- _Exercise directions_
Work through the records below and tally every line containing "Annual". Reply with the total alone.

Figure contents as structured data
───
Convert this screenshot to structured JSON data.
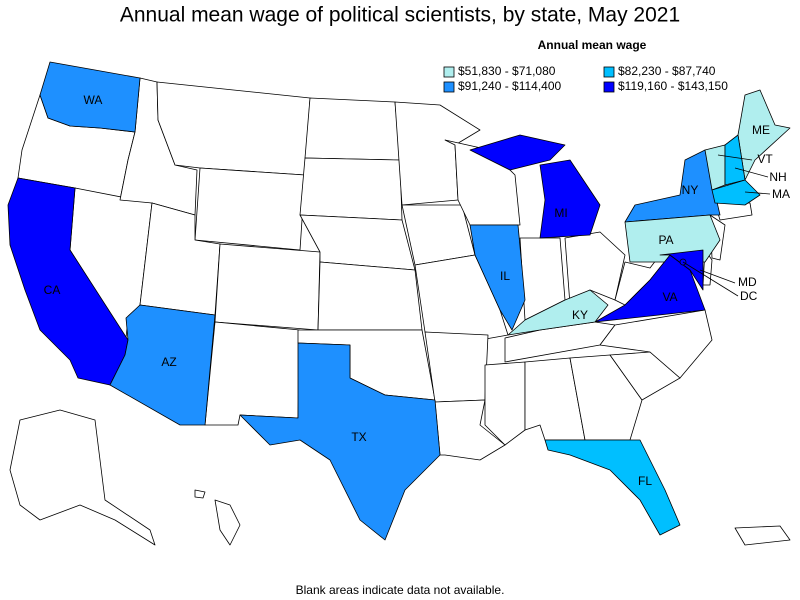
{
  "title": "Annual mean wage of political scientists, by state, May 2021",
  "legend": {
    "title": "Annual mean wage",
    "items": [
      {
        "label": "$51,830 - $71,080",
        "color": "#b0eeee"
      },
      {
        "label": "$82,230 - $87,740",
        "color": "#00bfff"
      },
      {
        "label": "$91,240 - $114,400",
        "color": "#1e90ff"
      },
      {
        "label": "$119,160 - $143,150",
        "color": "#0000ff"
      }
    ]
  },
  "states": [
    {
      "label": "WA",
      "color": "#1e90ff"
    },
    {
      "label": "CA",
      "color": "#0000ff"
    },
    {
      "label": "AZ",
      "color": "#1e90ff"
    },
    {
      "label": "TX",
      "color": "#1e90ff"
    },
    {
      "label": "IL",
      "color": "#1e90ff"
    },
    {
      "label": "MI",
      "color": "#0000ff"
    },
    {
      "label": "KY",
      "color": "#b0eeee"
    },
    {
      "label": "FL",
      "color": "#00bfff"
    },
    {
      "label": "NY",
      "color": "#1e90ff"
    },
    {
      "label": "PA",
      "color": "#b0eeee"
    },
    {
      "label": "VA",
      "color": "#0000ff"
    },
    {
      "label": "MD",
      "color": "#0000ff"
    },
    {
      "label": "DC",
      "color": "#0000ff"
    },
    {
      "label": "ME",
      "color": "#b0eeee"
    },
    {
      "label": "VT",
      "color": "#b0eeee"
    },
    {
      "label": "NH",
      "color": "#00bfff"
    },
    {
      "label": "MA",
      "color": "#00bfff"
    }
  ],
  "note": "Blank areas indicate data not available."
}
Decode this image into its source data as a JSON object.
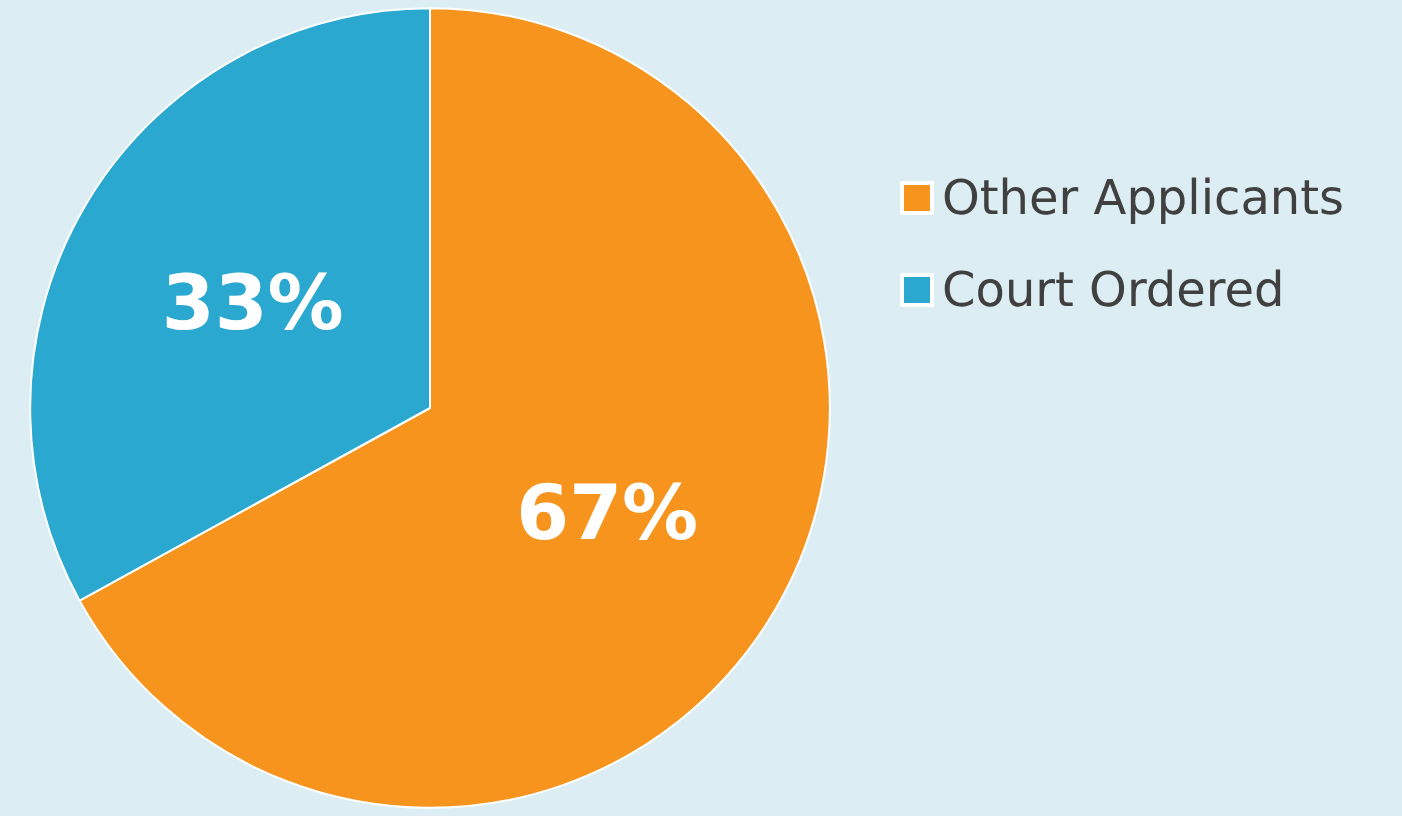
{
  "chart_data": {
    "type": "pie",
    "categories": [
      "Other Applicants",
      "Court Ordered"
    ],
    "values": [
      67,
      33
    ],
    "colors": [
      "#f7941d",
      "#2ba8d0"
    ],
    "value_labels": [
      "67%",
      "33%"
    ],
    "legend": "right"
  }
}
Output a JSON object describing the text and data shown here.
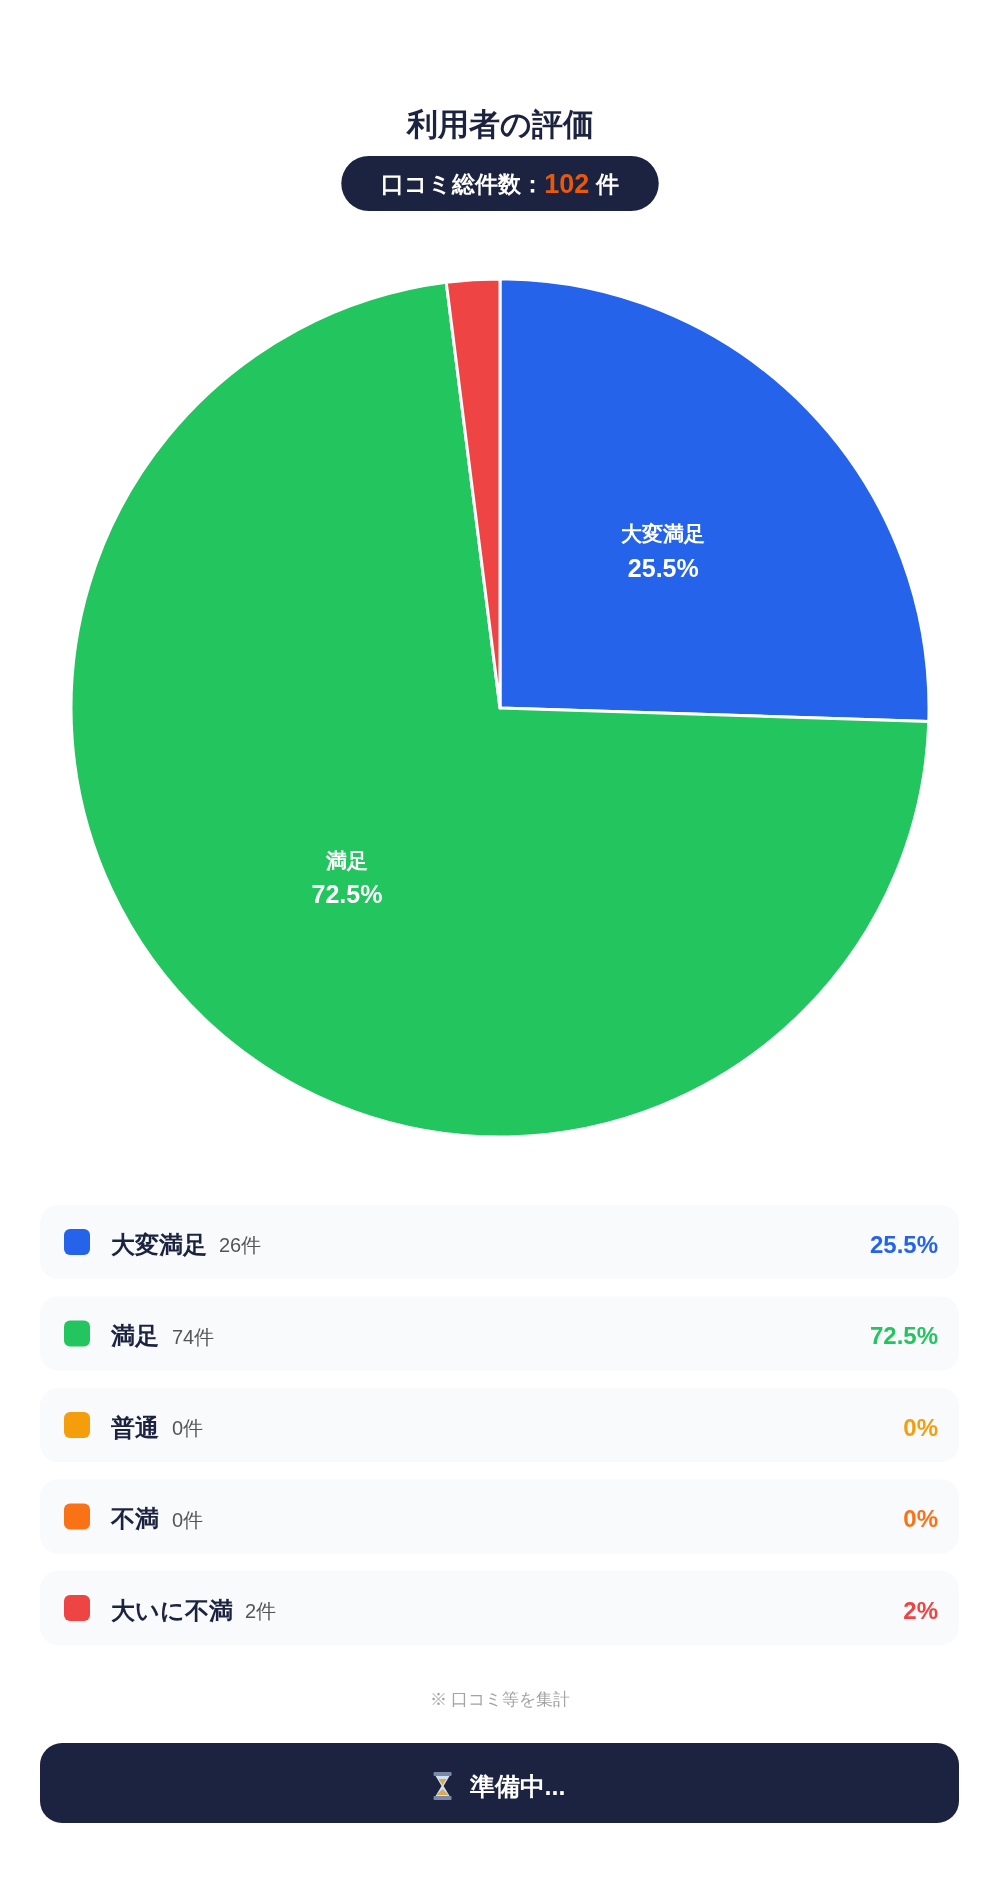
───
- _Answer in full_
2